__Do this__.
The records are set out below this line. Return exactly the lines from the one containing "Reverse-engineer this chart into JSON." through the last, and exclude the pictures.

__Working data__.
============================================================
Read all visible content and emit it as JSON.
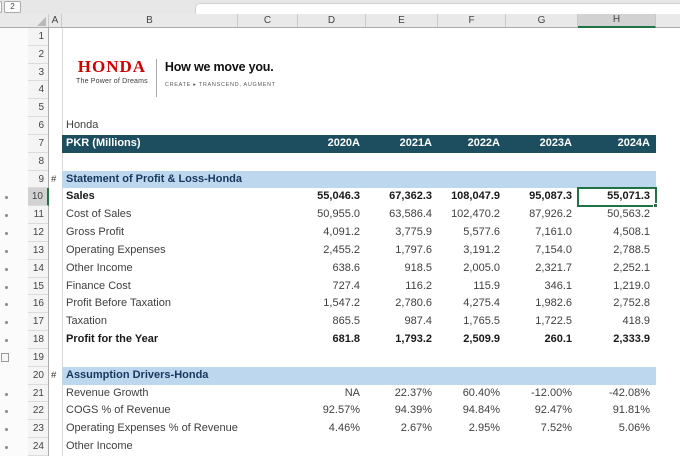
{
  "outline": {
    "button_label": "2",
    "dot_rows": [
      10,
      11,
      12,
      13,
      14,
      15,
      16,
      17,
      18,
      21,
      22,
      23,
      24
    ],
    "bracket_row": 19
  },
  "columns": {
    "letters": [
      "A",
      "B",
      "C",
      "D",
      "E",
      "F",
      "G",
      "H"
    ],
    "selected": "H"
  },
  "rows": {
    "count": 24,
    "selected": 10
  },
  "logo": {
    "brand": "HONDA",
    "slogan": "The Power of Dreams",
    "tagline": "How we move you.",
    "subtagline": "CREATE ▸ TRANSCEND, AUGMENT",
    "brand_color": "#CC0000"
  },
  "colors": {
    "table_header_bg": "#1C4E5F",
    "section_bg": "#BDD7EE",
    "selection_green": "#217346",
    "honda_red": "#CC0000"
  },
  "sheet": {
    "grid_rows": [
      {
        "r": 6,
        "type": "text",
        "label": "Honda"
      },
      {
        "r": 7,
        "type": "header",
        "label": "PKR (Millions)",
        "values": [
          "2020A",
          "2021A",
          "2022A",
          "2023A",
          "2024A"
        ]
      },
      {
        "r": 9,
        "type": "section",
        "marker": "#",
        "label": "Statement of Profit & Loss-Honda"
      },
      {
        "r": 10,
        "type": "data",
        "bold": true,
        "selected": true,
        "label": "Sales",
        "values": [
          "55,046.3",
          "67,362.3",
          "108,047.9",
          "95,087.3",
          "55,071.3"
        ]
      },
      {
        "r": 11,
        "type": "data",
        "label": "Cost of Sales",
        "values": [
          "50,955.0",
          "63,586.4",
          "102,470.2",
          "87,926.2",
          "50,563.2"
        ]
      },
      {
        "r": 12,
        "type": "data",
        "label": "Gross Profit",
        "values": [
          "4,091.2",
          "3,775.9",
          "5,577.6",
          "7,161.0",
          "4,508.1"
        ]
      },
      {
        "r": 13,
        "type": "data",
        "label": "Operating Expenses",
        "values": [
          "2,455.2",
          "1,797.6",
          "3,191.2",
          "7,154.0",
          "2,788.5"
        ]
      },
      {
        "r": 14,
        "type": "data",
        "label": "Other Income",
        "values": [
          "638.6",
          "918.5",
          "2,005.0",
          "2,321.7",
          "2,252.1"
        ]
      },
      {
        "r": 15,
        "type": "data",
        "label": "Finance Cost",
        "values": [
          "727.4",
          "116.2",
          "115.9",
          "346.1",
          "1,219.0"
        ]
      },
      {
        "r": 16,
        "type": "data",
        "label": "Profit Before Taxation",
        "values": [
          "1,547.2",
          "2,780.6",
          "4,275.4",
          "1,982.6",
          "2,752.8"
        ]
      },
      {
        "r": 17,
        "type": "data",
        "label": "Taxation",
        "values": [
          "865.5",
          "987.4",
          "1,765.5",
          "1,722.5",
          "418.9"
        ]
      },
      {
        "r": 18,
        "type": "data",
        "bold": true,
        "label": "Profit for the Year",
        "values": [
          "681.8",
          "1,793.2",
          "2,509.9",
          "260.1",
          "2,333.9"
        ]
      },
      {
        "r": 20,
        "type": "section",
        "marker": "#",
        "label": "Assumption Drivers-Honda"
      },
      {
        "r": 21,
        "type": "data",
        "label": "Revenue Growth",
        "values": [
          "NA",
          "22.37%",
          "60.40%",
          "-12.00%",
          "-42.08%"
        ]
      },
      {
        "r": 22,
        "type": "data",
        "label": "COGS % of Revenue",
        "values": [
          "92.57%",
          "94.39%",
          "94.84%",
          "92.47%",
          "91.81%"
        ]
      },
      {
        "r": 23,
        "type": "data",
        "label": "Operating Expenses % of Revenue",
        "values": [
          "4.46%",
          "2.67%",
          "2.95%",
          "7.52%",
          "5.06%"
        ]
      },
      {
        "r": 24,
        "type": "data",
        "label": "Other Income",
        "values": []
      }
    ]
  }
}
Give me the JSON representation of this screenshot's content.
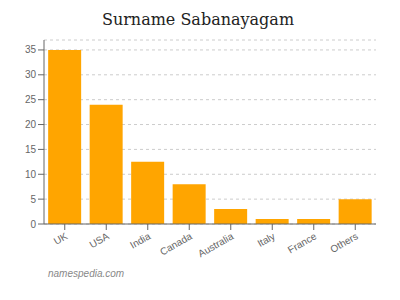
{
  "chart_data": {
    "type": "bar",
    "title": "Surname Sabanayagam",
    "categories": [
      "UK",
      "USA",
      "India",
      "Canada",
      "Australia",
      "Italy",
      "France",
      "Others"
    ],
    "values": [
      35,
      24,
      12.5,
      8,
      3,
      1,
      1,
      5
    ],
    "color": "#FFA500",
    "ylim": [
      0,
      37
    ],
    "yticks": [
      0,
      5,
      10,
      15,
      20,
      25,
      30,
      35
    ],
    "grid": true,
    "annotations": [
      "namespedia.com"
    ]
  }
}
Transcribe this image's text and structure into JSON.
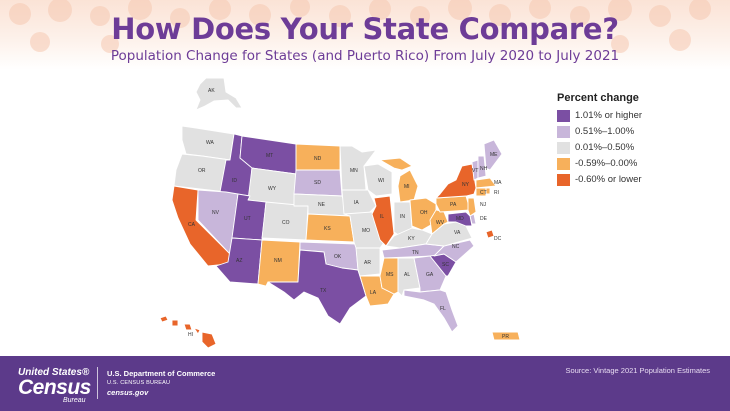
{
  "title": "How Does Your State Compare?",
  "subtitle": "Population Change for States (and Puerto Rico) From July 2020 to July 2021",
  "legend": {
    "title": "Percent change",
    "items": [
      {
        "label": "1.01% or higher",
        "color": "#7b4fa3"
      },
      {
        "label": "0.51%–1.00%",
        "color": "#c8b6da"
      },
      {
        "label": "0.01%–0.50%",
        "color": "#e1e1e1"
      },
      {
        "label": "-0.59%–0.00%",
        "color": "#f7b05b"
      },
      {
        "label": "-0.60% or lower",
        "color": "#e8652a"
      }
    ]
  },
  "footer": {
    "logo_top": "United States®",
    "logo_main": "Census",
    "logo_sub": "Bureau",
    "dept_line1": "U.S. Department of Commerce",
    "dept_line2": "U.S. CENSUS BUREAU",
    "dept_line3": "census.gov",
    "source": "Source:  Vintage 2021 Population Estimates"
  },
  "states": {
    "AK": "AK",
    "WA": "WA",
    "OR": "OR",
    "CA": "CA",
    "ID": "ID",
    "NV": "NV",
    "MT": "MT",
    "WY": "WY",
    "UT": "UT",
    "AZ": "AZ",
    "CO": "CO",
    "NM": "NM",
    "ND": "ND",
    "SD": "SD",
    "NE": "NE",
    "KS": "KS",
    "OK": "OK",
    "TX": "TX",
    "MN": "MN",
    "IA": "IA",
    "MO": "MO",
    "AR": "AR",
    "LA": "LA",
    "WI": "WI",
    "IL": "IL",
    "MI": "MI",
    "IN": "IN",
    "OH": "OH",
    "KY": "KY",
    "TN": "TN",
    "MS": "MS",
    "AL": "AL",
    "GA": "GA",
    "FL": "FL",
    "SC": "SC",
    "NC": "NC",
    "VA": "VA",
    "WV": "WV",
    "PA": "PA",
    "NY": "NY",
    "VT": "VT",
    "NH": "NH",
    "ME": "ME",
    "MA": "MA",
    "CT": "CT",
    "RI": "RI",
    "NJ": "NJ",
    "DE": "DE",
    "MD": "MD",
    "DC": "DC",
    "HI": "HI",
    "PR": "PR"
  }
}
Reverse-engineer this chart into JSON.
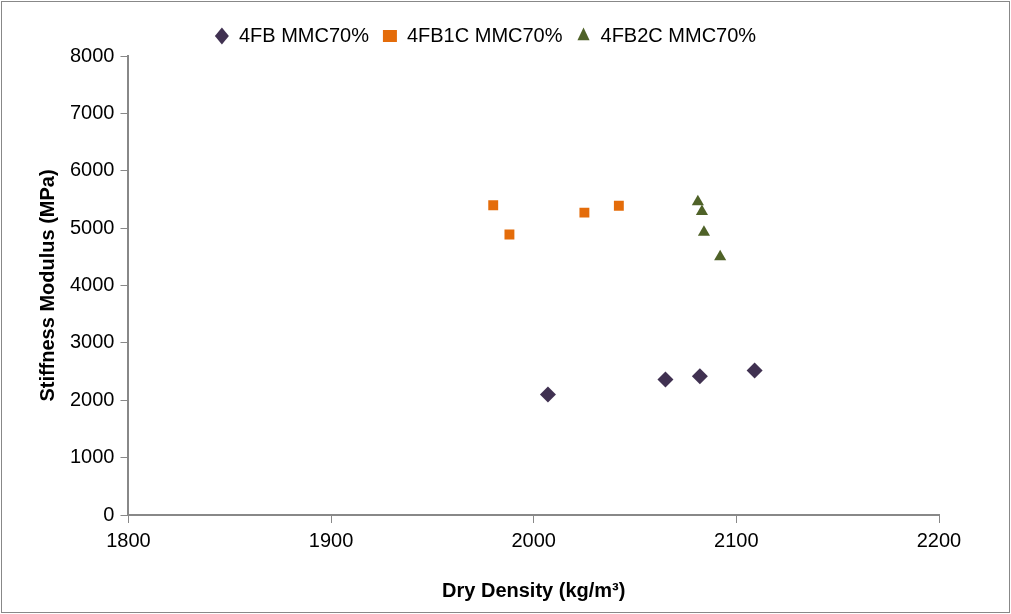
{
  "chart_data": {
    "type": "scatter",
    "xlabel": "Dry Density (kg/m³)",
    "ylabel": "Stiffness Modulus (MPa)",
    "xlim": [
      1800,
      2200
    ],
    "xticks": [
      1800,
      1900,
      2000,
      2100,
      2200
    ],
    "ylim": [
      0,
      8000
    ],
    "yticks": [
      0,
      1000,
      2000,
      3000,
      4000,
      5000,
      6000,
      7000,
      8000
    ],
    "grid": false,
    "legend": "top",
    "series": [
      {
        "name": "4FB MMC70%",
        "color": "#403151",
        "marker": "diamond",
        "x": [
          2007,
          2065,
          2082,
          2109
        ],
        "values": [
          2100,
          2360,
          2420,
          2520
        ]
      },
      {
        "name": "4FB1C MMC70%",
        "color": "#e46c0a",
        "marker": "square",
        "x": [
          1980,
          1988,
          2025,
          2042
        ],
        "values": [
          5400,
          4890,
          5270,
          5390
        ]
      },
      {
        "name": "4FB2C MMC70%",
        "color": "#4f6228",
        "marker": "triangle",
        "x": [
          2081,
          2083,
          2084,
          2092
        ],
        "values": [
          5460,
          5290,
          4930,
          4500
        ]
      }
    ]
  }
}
============================================================
__Final answer__.
Reverse-engineer this chart into JSON.
{
  "chart_data": {
    "type": "scatter",
    "xlabel": "Dry Density (kg/m³)",
    "ylabel": "Stiffness Modulus (MPa)",
    "xlim": [
      1800,
      2200
    ],
    "xticks": [
      1800,
      1900,
      2000,
      2100,
      2200
    ],
    "ylim": [
      0,
      8000
    ],
    "yticks": [
      0,
      1000,
      2000,
      3000,
      4000,
      5000,
      6000,
      7000,
      8000
    ],
    "grid": false,
    "legend": "top",
    "series": [
      {
        "name": "4FB MMC70%",
        "color": "#403151",
        "marker": "diamond",
        "x": [
          2007,
          2065,
          2082,
          2109
        ],
        "values": [
          2100,
          2360,
          2420,
          2520
        ]
      },
      {
        "name": "4FB1C MMC70%",
        "color": "#e46c0a",
        "marker": "square",
        "x": [
          1980,
          1988,
          2025,
          2042
        ],
        "values": [
          5400,
          4890,
          5270,
          5390
        ]
      },
      {
        "name": "4FB2C MMC70%",
        "color": "#4f6228",
        "marker": "triangle",
        "x": [
          2081,
          2083,
          2084,
          2092
        ],
        "values": [
          5460,
          5290,
          4930,
          4500
        ]
      }
    ]
  }
}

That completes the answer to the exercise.